#### Source excerpt
-*-*-
Discussion questions: To what extent might notions of random
sampling being fair and representative hold for samples of 10 versus 30?
On what are you basing your judgments? What are implications for
sampling unknown populations?
[FIGURE 3 OMITTED]
[FIGURE 4 OMITTED]
[FIGURE 5 OMITTED]
[FIGURE 6 OMITTED]
Random re-allocation of data
Can we use the above ideas to help us think about the dolphin data
taken from a small sample of an unknown population? We want to be able
to discern if the results mean that the improvement in depression is a
caused by swimming with dolphins for our small sample and then be able
to generalise to a larger population.
To help us do that we need to imagine that the reverse is true.
Despite the logical contextual reasons that swimming with dolphins
causes improvement and our expectation that it might be true, we are
going to imagine that the dolphin experimental results are merely due to
a random extreme event.
Consider each data value as representing one person with
information about what group he or she is in (dolphin or control) and
his or her result (improved or not improved). This can be represented by
the two-way table in Figure 7. We have 13 people who improved (10 from
the dolphin group) and 17 people who did not (5 people from the dolphin
group). Now what if the treatment had no effect? We would expect the
results of improved/not improved to be randomly spread across the two
groups. We can estimate this possibility using a TinkerPlots simulation
where we put our results into a random generator and then re-assign the
results to the two groups (dolphin or control). Details for carrying out
the re-allocation with TinkerPlots are found in Watson (2013). (1)
We might find that when randomly re-assigned there are only 6
people who 'improve' by swimming with dolphins, then 4 for the
next trial, then 8. When we do this for 100 trials we can look at the
randomly generated frequency distribution of people who
'improved' by swimming with dolphins (Figure 8).
[FIGURE 7 OMITTED]
[FIGURE 8 OMITTED]
The random simulation created a spread in values for improvement
after swimming with dolphins, and only 1% showed the result that 10 or
more people 'improved' when they swam with dolphins. We
therefore get a numerical value that suggests the likelihood that the
result of the actual experiment was random. We can say, "If we
randomly re-allocate the data again and again only about 1% of the time
is the randomly generated result the same or more extreme than our
experimental result." This gives us high confidence in the actual
experimental results for this sample. From this we can take the next
step to generalise to a larger population.
In the unit, students also used this process when comparing two
different frequency distributions, e.g., the number of meaningful words
memorised versus the number of meaningless words memorised--two data
sets that they had experimentally generated themselves. This activity
was based on suggestions of Shaughnessy, Chance and Kranendonk (2009).
-*-*-
#### Short task
In the excerpt on re-allocating the dolphin data, what share of the 100 random trials showed 10 or more people improving after swimming with dolphins?
-*-*-
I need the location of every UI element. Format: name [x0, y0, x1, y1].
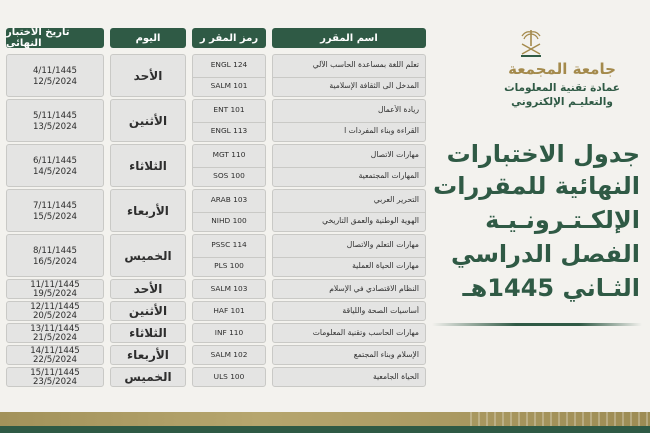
course-code-cell	[192, 279, 266, 299]
course-code-cell	[192, 323, 266, 343]
course-code-cell	[192, 345, 266, 365]
hijri-date: 6/11/1445	[32, 156, 78, 166]
date-cell	[6, 345, 104, 365]
row-divider	[273, 212, 425, 213]
course-name-cell	[272, 234, 426, 277]
day-cell	[110, 99, 186, 142]
hijri-date: 15/11/1445	[30, 368, 80, 378]
course-code: SOS 100	[213, 171, 245, 181]
hijri-date: 11/11/1445	[30, 280, 80, 290]
table-row-group	[6, 189, 426, 232]
course-code: MGT 110	[212, 149, 246, 159]
header-day: اليوم	[110, 28, 186, 48]
university-logo	[488, 24, 636, 114]
day-label: الثلاثاء	[129, 158, 167, 173]
day-label: الأحد	[133, 68, 163, 83]
table-row-group	[6, 279, 426, 299]
table-row-group	[6, 54, 426, 97]
date-cell	[6, 54, 104, 97]
course-name: التحرير العربي	[373, 194, 419, 204]
row-divider	[193, 257, 265, 258]
day-label: الأربعاء	[127, 348, 169, 362]
course-name-cell	[272, 189, 426, 232]
gregorian-date: 23/5/2024	[32, 377, 78, 387]
title-line-4: الفصل الدراسي	[451, 240, 640, 268]
course-code-cell	[192, 234, 266, 277]
day-cell	[110, 279, 186, 299]
day-label: الأثنين	[128, 113, 168, 128]
row-divider	[193, 167, 265, 168]
course-code: HAF 101	[213, 306, 245, 315]
course-name: الإسلام وبناء المجتمع	[353, 350, 419, 359]
day-label: الخميس	[124, 370, 172, 384]
course-name-cell	[272, 54, 426, 97]
course-name: تعلم اللغة بمساعدة الحاسب الآلي	[312, 59, 419, 69]
date-cell	[6, 189, 104, 232]
date-cell	[6, 99, 104, 142]
title-underline	[432, 323, 642, 326]
course-code: SALM 101	[210, 81, 248, 91]
logo-subtitle-1: عمادة تقنية المعلومات	[504, 82, 620, 94]
palm-swords-emblem-icon	[518, 28, 544, 58]
course-name: ريادة الأعمال	[377, 104, 419, 114]
logo-subtitle-2: والتعليـم الإلكتروني	[511, 96, 613, 108]
course-code: PSSC 114	[211, 239, 247, 249]
footer-pattern	[470, 412, 650, 426]
day-cell	[110, 323, 186, 343]
gregorian-date: 12/5/2024	[32, 77, 78, 87]
gregorian-date: 13/5/2024	[32, 122, 78, 132]
course-name: النظام الاقتصادي في الإسلام	[329, 284, 419, 293]
course-code: ENT 101	[213, 104, 245, 114]
hijri-date: 8/11/1445	[32, 246, 78, 256]
course-name-cell	[272, 301, 426, 321]
date-cell	[6, 144, 104, 187]
course-name-cell	[272, 279, 426, 299]
course-code: ARAB 103	[210, 194, 248, 204]
course-name: القراءة وبناء المفردات ا	[344, 126, 419, 136]
course-name: مهارات الاتصال	[370, 149, 419, 159]
row-divider	[193, 212, 265, 213]
footer-green-band	[0, 426, 650, 433]
course-code-cell	[192, 301, 266, 321]
table-row-group	[6, 323, 426, 343]
day-label: الخميس	[124, 248, 172, 263]
title-line-3: الإلكـتـرونـيـة	[485, 206, 640, 234]
day-cell	[110, 301, 186, 321]
course-name: مهارات التعلم والاتصال	[346, 239, 419, 249]
course-name: الحياة الجامعية	[372, 372, 419, 381]
gregorian-date: 22/5/2024	[32, 355, 78, 365]
day-label: الأحد	[133, 282, 163, 296]
course-code: INF 110	[214, 328, 244, 337]
course-name: أساسيات الصحة واللياقة	[342, 306, 419, 315]
course-name-cell	[272, 367, 426, 387]
course-name: المهارات المجتمعية	[358, 171, 419, 181]
course-code: PLS 100	[214, 261, 244, 271]
table-row-group	[6, 345, 426, 365]
course-code: ULS 100	[213, 372, 245, 381]
course-name: مهارات الحاسب وتقنية المعلومات	[312, 328, 419, 337]
day-cell	[110, 345, 186, 365]
day-cell	[110, 144, 186, 187]
row-divider	[273, 77, 425, 78]
header-date: تاريخ الاختبار النهائي	[6, 28, 104, 48]
course-code: NIHD 100	[211, 216, 247, 226]
course-code-cell	[192, 144, 266, 187]
date-cell	[6, 234, 104, 277]
course-name: مهارات الحياة العملية	[352, 261, 419, 271]
table-row-group	[6, 234, 426, 277]
hijri-date: 5/11/1445	[32, 111, 78, 121]
date-cell	[6, 367, 104, 387]
course-code-cell	[192, 367, 266, 387]
title-line-5: الثـاني 1445هـ	[462, 274, 640, 302]
gregorian-date: 15/5/2024	[32, 212, 78, 222]
header-course-name: اسم المقرر	[272, 28, 426, 48]
course-code-cell	[192, 54, 266, 97]
row-divider	[273, 257, 425, 258]
gregorian-date: 19/5/2024	[32, 289, 78, 299]
course-name: الهوية الوطنية والعمق التاريخي	[322, 216, 419, 226]
table-row-group	[6, 99, 426, 142]
title-line-1: جدول الاختبارات	[446, 140, 640, 168]
course-name-cell	[272, 323, 426, 343]
hijri-date: 7/11/1445	[32, 201, 78, 211]
gregorian-date: 14/5/2024	[32, 167, 78, 177]
day-cell	[110, 189, 186, 232]
course-code: ENGL 113	[210, 126, 248, 136]
gregorian-date: 21/5/2024	[32, 333, 78, 343]
row-divider	[193, 77, 265, 78]
row-divider	[273, 167, 425, 168]
course-code: SALM 102	[210, 350, 248, 359]
course-code: ENGL 124	[210, 59, 248, 69]
course-name-cell	[272, 144, 426, 187]
table-row-group	[6, 367, 426, 387]
table-row-group	[6, 301, 426, 321]
day-cell	[110, 234, 186, 277]
header-course-code: رمز المقر ر	[192, 28, 266, 48]
gregorian-date: 20/5/2024	[32, 311, 78, 321]
logo-title: جامعة المجمعة	[508, 60, 616, 78]
day-cell	[110, 54, 186, 97]
date-cell	[6, 323, 104, 343]
date-cell	[6, 301, 104, 321]
day-cell	[110, 367, 186, 387]
course-name-cell	[272, 99, 426, 142]
day-label: الأثنين	[128, 304, 168, 318]
hijri-date: 12/11/1445	[30, 302, 80, 312]
hijri-date: 14/11/1445	[30, 346, 80, 356]
day-label: الأربعاء	[127, 203, 169, 218]
row-divider	[193, 122, 265, 123]
row-divider	[273, 122, 425, 123]
date-cell	[6, 279, 104, 299]
hijri-date: 4/11/1445	[32, 66, 78, 76]
course-code-cell	[192, 99, 266, 142]
course-name-cell	[272, 345, 426, 365]
course-code: SALM 103	[210, 284, 248, 293]
gregorian-date: 16/5/2024	[32, 257, 78, 267]
hijri-date: 13/11/1445	[30, 324, 80, 334]
course-name: المدخل الى الثقافة الإسلامية	[329, 81, 419, 91]
course-code-cell	[192, 189, 266, 232]
table-row-group	[6, 144, 426, 187]
title-line-2: النهائية للمقررات	[433, 172, 640, 200]
day-label: الثلاثاء	[129, 326, 167, 340]
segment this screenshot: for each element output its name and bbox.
-*-*-
#### Response
Only 1%.